--- Begin Records for this task ---

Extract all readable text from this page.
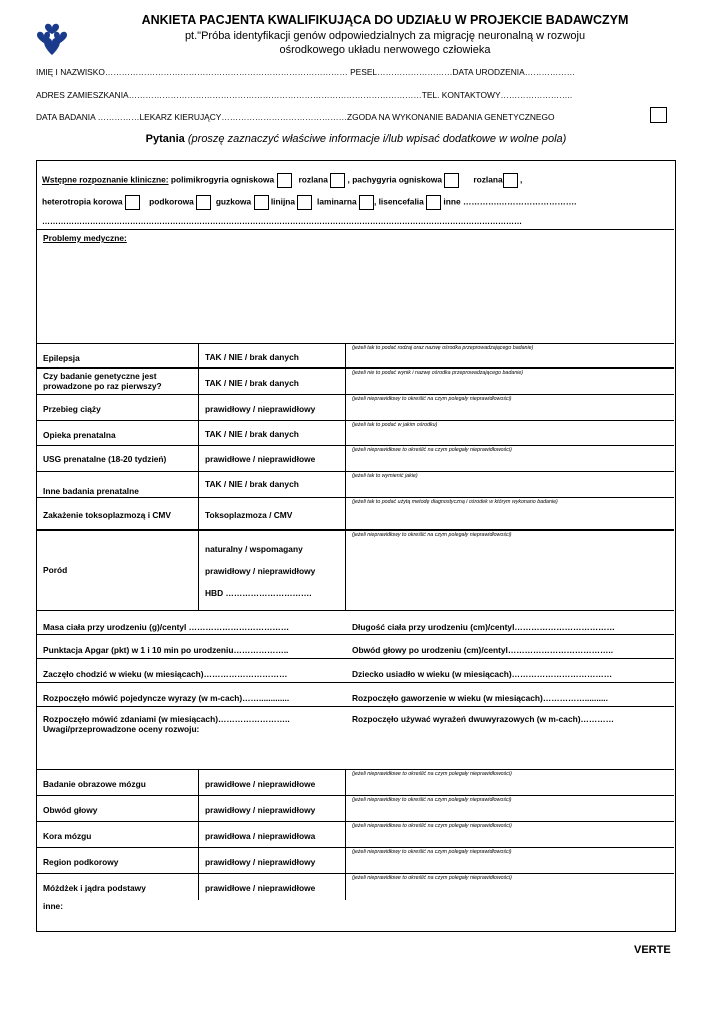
ANKIETA PACJENTA KWALIFIKUJĄCA DO UDZIAŁU W PROJEKCIE BADAWCZYM
pt."Próba identyfikacji genów odpowiedzialnych za migrację neuronalną w rozwoju
ośrodkowego układu nerwowego człowieka
IMIĘ I NAZWISKO…………………………………………………………………………… PESEL………………………DATA URODZENIA………………
ADRES ZAMIESZKANIA……………………………………………………………………………………………TEL. KONTAKTOWY……………………..
DATA BADANIA ……………LEKARZ KIERUJĄCY………………………………………ZGODA NA WYKONANIE BADANIA GENETYCZNEGO
Pytania (proszę zaznaczyć właściwe informacje i/lub wpisać dodatkowe w wolne pola)
Wstępne rozpoznanie kliniczne: polimikrogyria ogniskowa	rozlana , pachygyria ogniskowa	rozlana ,
heterotropia korowa	podkorowa	guzkowa linijna	laminarna , lisencefalia inne ………….……………………….
………………………………………………………………………………………………………………………………………………………………
Problemy medyczne:
Epilepsja	TAK / NIE / brak danych
(jeżeli tak to podać rodzaj oraz nazwę ośrodka przeprowadzającego badanie)
Czy badanie genetyczne jest prowadzone po raz pierwszy?	TAK / NIE / brak danych
(jeżeli nie to podać wynik i nazwę ośrodka przeprowadzającego badanie)
Przebieg ciąży	prawidłowy / nieprawidłowy
(jeżeli nieprawidłowy to określić na czym polegały nieprawidłowości)
Opieka prenatalna	TAK / NIE / brak danych
(jeżeli tak to podać w jakim ośrodku)
USG prenatalne (18-20 tydzień)	prawidłowe / nieprawidłowe
(jeżeli nieprawidłowe to określić na czym polegały nieprawidłowości)
Inne badania prenatalne
TAK / NIE / brak danych
(jeżeli tak to wymienić jakie)
Zakażenie toksoplazmozą i CMV	Toksoplazmoza / CMV
(jeżeli tak to podać użytą metodę diagnostyczną i ośrodek w którym wykonano badanie)
Poród
naturalny / wspomagany
prawidłowy / nieprawidłowy
HBD ………………………….
(jeżeli nieprawidłowy to określić na czym polegały nieprawidłowości)
Masa ciała przy urodzeniu (g)/centyl ………………………………	Długość ciała przy urodzeniu (cm)/centyl………………………………
Punktacja Apgar (pkt) w 1 i 10 min po urodzeniu………………..	Obwód głowy po urodzeniu (cm)/centyl………………………………..
Zaczęło chodzić w wieku (w miesiącach)…………………………	Dziecko usiadło w wieku (w miesiącach)………………………………
Rozpoczęło mówić pojedyncze wyrazy (w m-cach)…….............	Rozpoczęło gaworzenie w wieku (w miesiącach)……………..........
Rozpoczęło mówić zdaniami (w miesiącach)……………………..	Rozpoczęło używać wyrażeń dwuwyrazowych (w m-cach)…………
Uwagi/przeprowadzone oceny rozwoju:
Badanie obrazowe mózgu	prawidłowe / nieprawidłowe
(jeżeli nieprawidłowe to określić na czym polegały nieprawidłowości)
Obwód głowy	prawidłowy / nieprawidłowy
(jeżeli nieprawidłowy to określić na czym polegały nieprawidłowości)
Kora mózgu	prawidłowa / nieprawidłowa
(jeżeli nieprawidłowa to określić na czym polegały nieprawidłowości)
Region podkorowy	prawidłowy / nieprawidłowy
(jeżeli nieprawidłowy to określić na czym polegały nieprawidłowości)
Móżdżek i jądra podstawy	prawidłowe / nieprawidłowe
(jeżeli nieprawidłowe to określić na czym polegały nieprawidłowości)
inne:
VERTE
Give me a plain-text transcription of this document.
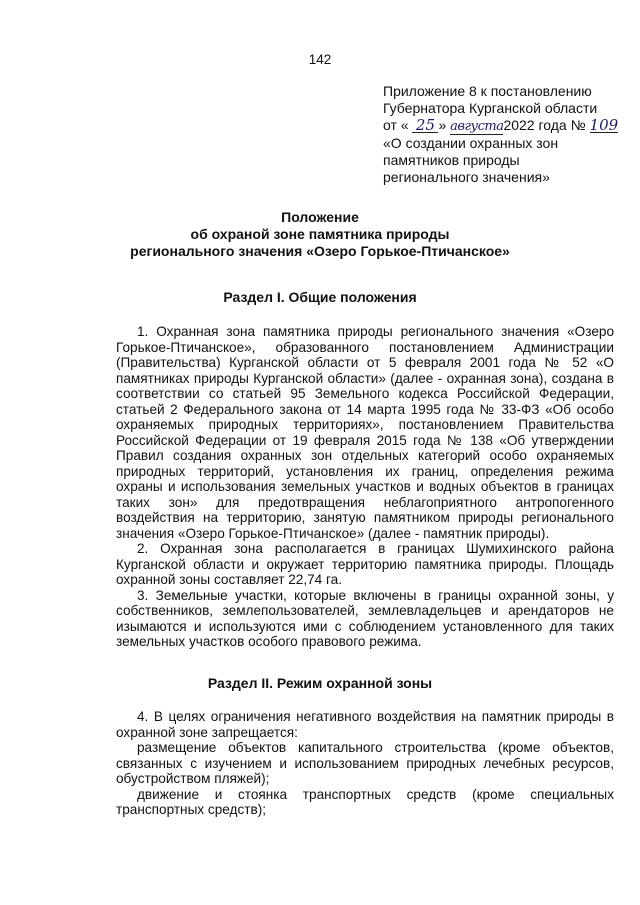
142
Приложение 8 к постановлению
Губернатора Курганской области
от « 25 » августа2022 года № 109
«О создании охранных зон
памятников природы
регионального значения»
Положение
об охраной зоне памятника природы
регионального значения «Озеро Горькое-Птичанское»
Раздел I. Общие положения

1. Охранная зона памятника природы регионального значения «Озеро Горькое-Птичанское», образованного постановлением Администрации (Правительства) Курганской области от 5 февраля 2001 года № 52 «О памятниках природы Курганской области» (далее - охранная зона), создана в соответствии со статьей 95 Земельного кодекса Российской Федерации, статьей 2 Федерального закона от 14 марта 1995 года № 33-ФЗ «Об особо охраняемых природных территориях», постановлением Правительства Российской Федерации от 19 февраля 2015 года № 138 «Об утверждении Правил создания охранных зон отдельных категорий особо охраняемых природных территорий, установления их границ, определения режима охраны и использования земельных участков и водных объектов в границах таких зон» для предотвращения неблагоприятного антропогенного воздействия на территорию, занятую памятником природы регионального значения «Озеро Горькое-Птичанское» (далее - памятник природы).

2. Охранная зона располагается в границах Шумихинского района Курганской области и окружает территорию памятника природы. Площадь охранной зоны составляет 22,74 га.

3. Земельные участки, которые включены в границы охранной зоны, у собственников, землепользователей, землевладельцев и арендаторов не изымаются и используются ими с соблюдением установленного для таких земельных участков особого правового режима.

Раздел II. Режим охранной зоны

4. В целях ограничения негативного воздействия на памятник природы в охранной зоне запрещается:

размещение объектов капитального строительства (кроме объектов, связанных с изучением и использованием природных лечебных ресурсов, обустройством пляжей);

движение и стоянка транспортных средств (кроме специальных транспортных средств);
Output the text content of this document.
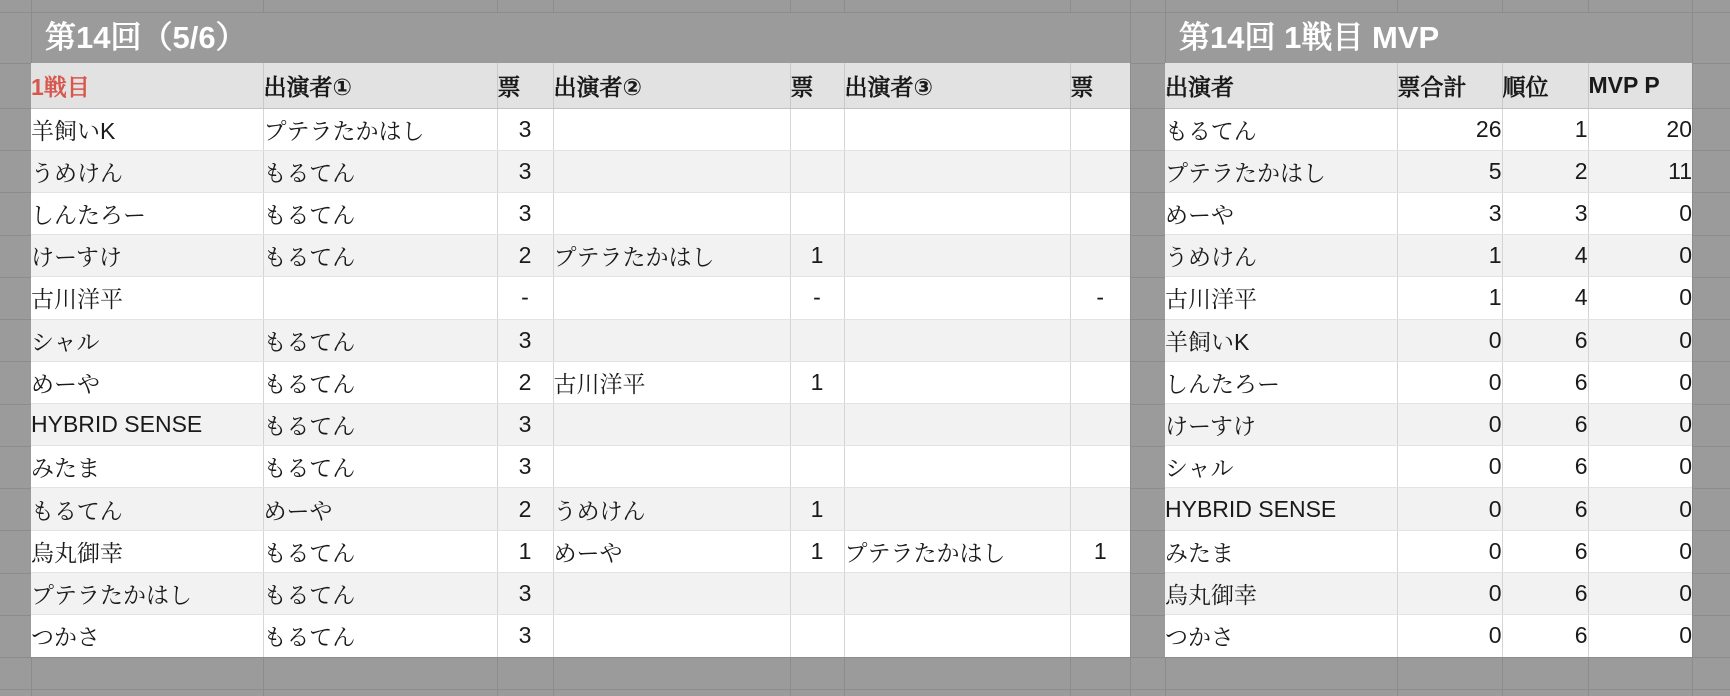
第14回（5/6）	第14回 1戦目 MVP
1戦目	出演者①	票	出演者②	票	出演者③	票
羊飼いK	プテラたかはし	3				
うめけん	もるてん	3				
しんたろー	もるてん	3				
けーすけ	もるてん	2	プテラたかはし	1		
古川洋平		-		-		-
シャル	もるてん	3				
めーや	もるてん	2	古川洋平	1		
HYBRID SENSE	もるてん	3				
みたま	もるてん	3				
もるてん	めーや	2	うめけん	1		
烏丸御幸	もるてん	1	めーや	1	プテラたかはし	1
プテラたかはし	もるてん	3				
つかさ	もるてん	3				
出演者	票合計	順位	MVP P
もるてん	26	1	20
プテラたかはし	5	2	11
めーや	3	3	0
うめけん	1	4	0
古川洋平	1	4	0
羊飼いK	0	6	0
しんたろー	0	6	0
けーすけ	0	6	0
シャル	0	6	0
HYBRID SENSE	0	6	0
みたま	0	6	0
烏丸御幸	0	6	0
つかさ	0	6	0
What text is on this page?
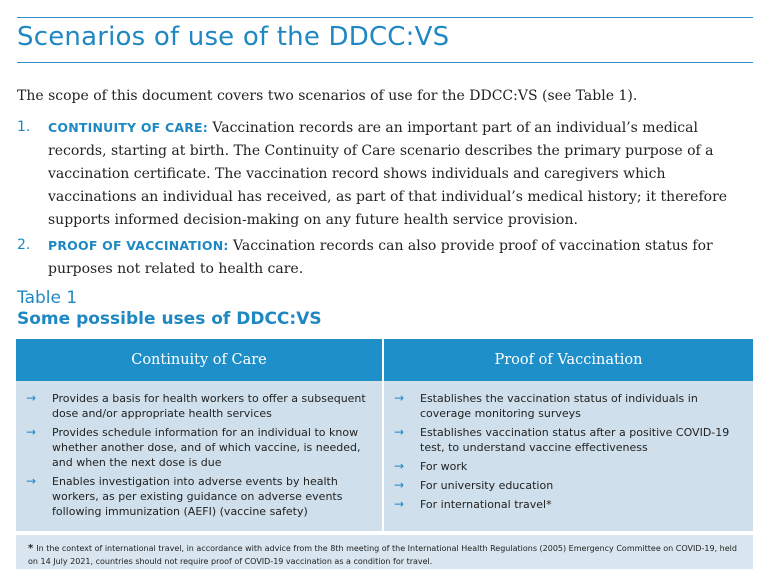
Scenarios of use of the DDCC:VS
The scope of this document covers two scenarios of use for the DDCC:VS (see Table 1).
1. CONTINUITY OF CARE: Vaccination records are an important part of an individual’s medical records, starting at birth. The Continuity of Care scenario describes the primary purpose of a vaccination certificate. The vaccination record shows individuals and caregivers which vaccinations an individual has received, as part of that individual’s medical history; it therefore supports informed decision-making on any future health service provision.
2. PROOF OF VACCINATION: Vaccination records can also provide proof of vaccination status for purposes not related to health care.
Table 1
Some possible uses of DDCC:VS
Continuity of Care	Proof of Vaccination
→ Provides a basis for health workers to offer a subsequent dose and/or appropriate health services
→ Provides schedule information for an individual to know whether another dose, and of which vaccine, is needed, and when the next dose is due
→ Enables investigation into adverse events by health workers, as per existing guidance on adverse events following immunization (AEFI) (vaccine safety)
→ Establishes the vaccination status of individuals in coverage monitoring surveys
→ Establishes vaccination status after a positive COVID-19 test, to understand vaccine effectiveness
→ For work
→ For university education
→ For international travel*
* In the context of international travel, in accordance with advice from the 8th meeting of the International Health Regulations (2005) Emergency Committee on COVID-19, held on 14 July 2021, countries should not require proof of COVID-19 vaccination as a condition for travel.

--- End Records for this task ---

▶ [Aim of the task] Find the string "rozwoju" in the records, then copy each line where it occurs.

▶ [Correct response]
pt."Próba identyfikacji genów odpowiedzialnych za migrację neuronalną w rozwoju
Uwagi/przeprowadzone oceny rozwoju:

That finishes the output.